**WRITTEN REQUEST 1:**
Answer these questions about the RankSVM passage:
(a) Which software do most works use to set baseline performance values for RankSVM?
(b) What limit do those works place in that software to keep computational time manageable?
(c) On which dataset is RankSVM the best performing published method?

**PASSAGE PROVIDED:**
.....

Most works (MSR 2008) that determine baseline performance values for RankSVM use SVMLight and, in order to keep computational time within manageable limits they specify a limit on the number of iterations in SVMLight. This is unfortunate because this leads to incomplete training and hence poor ranking results being assigned to RankSVM. As we will see later in the paper, with full training RankSVM comes out to be a top performer; for example, on the Ohsumed dataset it is the best performing published method!

.....

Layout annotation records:
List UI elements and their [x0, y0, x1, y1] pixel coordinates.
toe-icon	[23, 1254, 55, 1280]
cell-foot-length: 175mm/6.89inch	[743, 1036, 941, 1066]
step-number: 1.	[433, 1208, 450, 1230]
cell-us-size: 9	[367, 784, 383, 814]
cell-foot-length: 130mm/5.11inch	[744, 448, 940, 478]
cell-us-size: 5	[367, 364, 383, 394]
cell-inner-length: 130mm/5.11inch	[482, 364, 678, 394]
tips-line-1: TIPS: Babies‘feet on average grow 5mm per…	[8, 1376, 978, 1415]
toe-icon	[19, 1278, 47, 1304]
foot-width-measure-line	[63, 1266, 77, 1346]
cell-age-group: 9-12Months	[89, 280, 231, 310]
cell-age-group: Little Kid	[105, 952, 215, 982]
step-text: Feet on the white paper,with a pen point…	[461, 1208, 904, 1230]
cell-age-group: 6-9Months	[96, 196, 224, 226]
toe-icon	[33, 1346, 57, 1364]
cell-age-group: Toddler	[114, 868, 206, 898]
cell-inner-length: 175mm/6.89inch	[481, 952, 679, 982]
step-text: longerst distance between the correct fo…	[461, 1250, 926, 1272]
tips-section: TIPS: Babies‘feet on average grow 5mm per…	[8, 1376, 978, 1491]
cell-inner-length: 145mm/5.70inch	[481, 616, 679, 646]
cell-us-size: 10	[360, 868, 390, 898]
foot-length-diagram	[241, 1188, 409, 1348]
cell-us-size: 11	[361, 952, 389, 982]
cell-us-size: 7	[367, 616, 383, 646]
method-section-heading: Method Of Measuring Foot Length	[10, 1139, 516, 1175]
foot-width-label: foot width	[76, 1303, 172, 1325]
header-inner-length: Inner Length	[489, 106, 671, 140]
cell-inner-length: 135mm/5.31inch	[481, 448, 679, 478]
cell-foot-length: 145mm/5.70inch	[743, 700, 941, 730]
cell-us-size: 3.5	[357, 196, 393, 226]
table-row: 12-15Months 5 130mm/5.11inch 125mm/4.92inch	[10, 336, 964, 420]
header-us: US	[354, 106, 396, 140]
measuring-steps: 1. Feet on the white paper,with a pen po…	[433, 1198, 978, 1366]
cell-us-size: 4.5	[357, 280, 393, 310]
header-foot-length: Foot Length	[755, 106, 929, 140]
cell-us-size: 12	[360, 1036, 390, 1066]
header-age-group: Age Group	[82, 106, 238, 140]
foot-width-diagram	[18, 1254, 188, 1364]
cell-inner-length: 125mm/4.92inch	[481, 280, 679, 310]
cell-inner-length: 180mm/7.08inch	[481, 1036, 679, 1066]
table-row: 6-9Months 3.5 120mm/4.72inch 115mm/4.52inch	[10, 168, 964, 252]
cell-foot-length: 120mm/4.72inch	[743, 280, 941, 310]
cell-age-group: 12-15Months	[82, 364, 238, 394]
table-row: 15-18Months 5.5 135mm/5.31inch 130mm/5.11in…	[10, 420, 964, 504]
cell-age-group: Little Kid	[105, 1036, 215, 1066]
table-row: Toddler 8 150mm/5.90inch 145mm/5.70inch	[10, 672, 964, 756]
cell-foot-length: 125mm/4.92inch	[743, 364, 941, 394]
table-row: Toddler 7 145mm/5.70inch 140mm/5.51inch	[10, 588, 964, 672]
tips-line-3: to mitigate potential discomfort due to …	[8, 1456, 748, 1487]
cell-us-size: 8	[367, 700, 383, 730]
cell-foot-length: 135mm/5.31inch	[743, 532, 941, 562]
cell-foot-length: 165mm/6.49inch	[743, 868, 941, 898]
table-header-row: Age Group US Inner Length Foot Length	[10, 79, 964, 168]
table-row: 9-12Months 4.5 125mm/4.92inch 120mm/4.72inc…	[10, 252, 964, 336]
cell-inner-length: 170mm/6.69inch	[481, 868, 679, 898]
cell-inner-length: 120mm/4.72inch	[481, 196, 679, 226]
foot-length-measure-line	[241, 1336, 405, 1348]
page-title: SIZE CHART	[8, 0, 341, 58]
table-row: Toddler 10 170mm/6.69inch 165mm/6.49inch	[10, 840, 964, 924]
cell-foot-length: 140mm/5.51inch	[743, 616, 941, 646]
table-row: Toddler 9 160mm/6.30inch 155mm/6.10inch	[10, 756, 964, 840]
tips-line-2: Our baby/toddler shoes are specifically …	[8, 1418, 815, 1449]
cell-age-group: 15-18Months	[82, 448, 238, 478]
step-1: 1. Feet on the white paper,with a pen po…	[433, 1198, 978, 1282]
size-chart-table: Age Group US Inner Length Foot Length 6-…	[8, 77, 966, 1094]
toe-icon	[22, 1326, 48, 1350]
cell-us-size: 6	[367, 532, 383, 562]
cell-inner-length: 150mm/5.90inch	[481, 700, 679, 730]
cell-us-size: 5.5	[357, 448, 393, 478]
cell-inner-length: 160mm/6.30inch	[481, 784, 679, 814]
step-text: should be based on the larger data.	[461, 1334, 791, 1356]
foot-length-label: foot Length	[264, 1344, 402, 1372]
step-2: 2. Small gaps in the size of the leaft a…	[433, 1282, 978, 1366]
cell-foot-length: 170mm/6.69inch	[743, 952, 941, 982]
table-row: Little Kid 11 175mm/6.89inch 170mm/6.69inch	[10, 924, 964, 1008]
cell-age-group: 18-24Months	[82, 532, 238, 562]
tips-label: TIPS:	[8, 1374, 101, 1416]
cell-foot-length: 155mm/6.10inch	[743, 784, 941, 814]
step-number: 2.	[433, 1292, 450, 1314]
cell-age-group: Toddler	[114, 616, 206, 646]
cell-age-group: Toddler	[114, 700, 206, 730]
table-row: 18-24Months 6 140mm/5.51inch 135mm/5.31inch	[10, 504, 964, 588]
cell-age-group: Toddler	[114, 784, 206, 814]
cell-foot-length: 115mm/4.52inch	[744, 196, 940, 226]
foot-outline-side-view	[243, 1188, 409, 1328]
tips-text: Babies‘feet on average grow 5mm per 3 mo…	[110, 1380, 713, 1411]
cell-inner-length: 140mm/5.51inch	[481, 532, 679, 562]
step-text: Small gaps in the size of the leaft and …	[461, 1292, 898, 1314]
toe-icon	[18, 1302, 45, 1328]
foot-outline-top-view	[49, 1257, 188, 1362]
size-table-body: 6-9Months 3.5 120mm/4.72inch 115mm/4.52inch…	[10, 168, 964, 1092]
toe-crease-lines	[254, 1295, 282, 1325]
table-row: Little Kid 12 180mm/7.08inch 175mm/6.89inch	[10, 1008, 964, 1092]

.....

**WRITTEN REQUEST 2:** Duplicate everything from the start of the listing down to the line containing "448, 679, 478]", both ends included.

**EXERCISE SOLUTION 1:**
(a) SVMLight
(b) A limit on the number of iterations
(c) The Ohsumed dataset

**EXERCISE SOLUTION 2:**
List UI elements and their [x0, y0, x1, y1] pixel coordinates.
toe-icon	[23, 1254, 55, 1280]
cell-foot-length: 175mm/6.89inch	[743, 1036, 941, 1066]
step-number: 1.	[433, 1208, 450, 1230]
cell-us-size: 9	[367, 784, 383, 814]
cell-foot-length: 130mm/5.11inch	[744, 448, 940, 478]
cell-us-size: 5	[367, 364, 383, 394]
cell-inner-length: 130mm/5.11inch	[482, 364, 678, 394]
tips-line-1: TIPS: Babies‘feet on average grow 5mm per…	[8, 1376, 978, 1415]
toe-icon	[19, 1278, 47, 1304]
foot-width-measure-line	[63, 1266, 77, 1346]
cell-age-group: 9-12Months	[89, 280, 231, 310]
cell-age-group: Little Kid	[105, 952, 215, 982]
step-text: Feet on the white paper,with a pen point…	[461, 1208, 904, 1230]
cell-age-group: 6-9Months	[96, 196, 224, 226]
toe-icon	[33, 1346, 57, 1364]
cell-age-group: Toddler	[114, 868, 206, 898]
cell-inner-length: 175mm/6.89inch	[481, 952, 679, 982]
step-text: longerst distance between the correct fo…	[461, 1250, 926, 1272]
tips-section: TIPS: Babies‘feet on average grow 5mm per…	[8, 1376, 978, 1491]
cell-inner-length: 145mm/5.70inch	[481, 616, 679, 646]
cell-us-size: 10	[360, 868, 390, 898]
foot-length-diagram	[241, 1188, 409, 1348]
cell-us-size: 11	[361, 952, 389, 982]
cell-us-size: 7	[367, 616, 383, 646]
method-section-heading: Method Of Measuring Foot Length	[10, 1139, 516, 1175]
foot-width-label: foot width	[76, 1303, 172, 1325]
header-inner-length: Inner Length	[489, 106, 671, 140]
cell-inner-length: 135mm/5.31inch	[481, 448, 679, 478]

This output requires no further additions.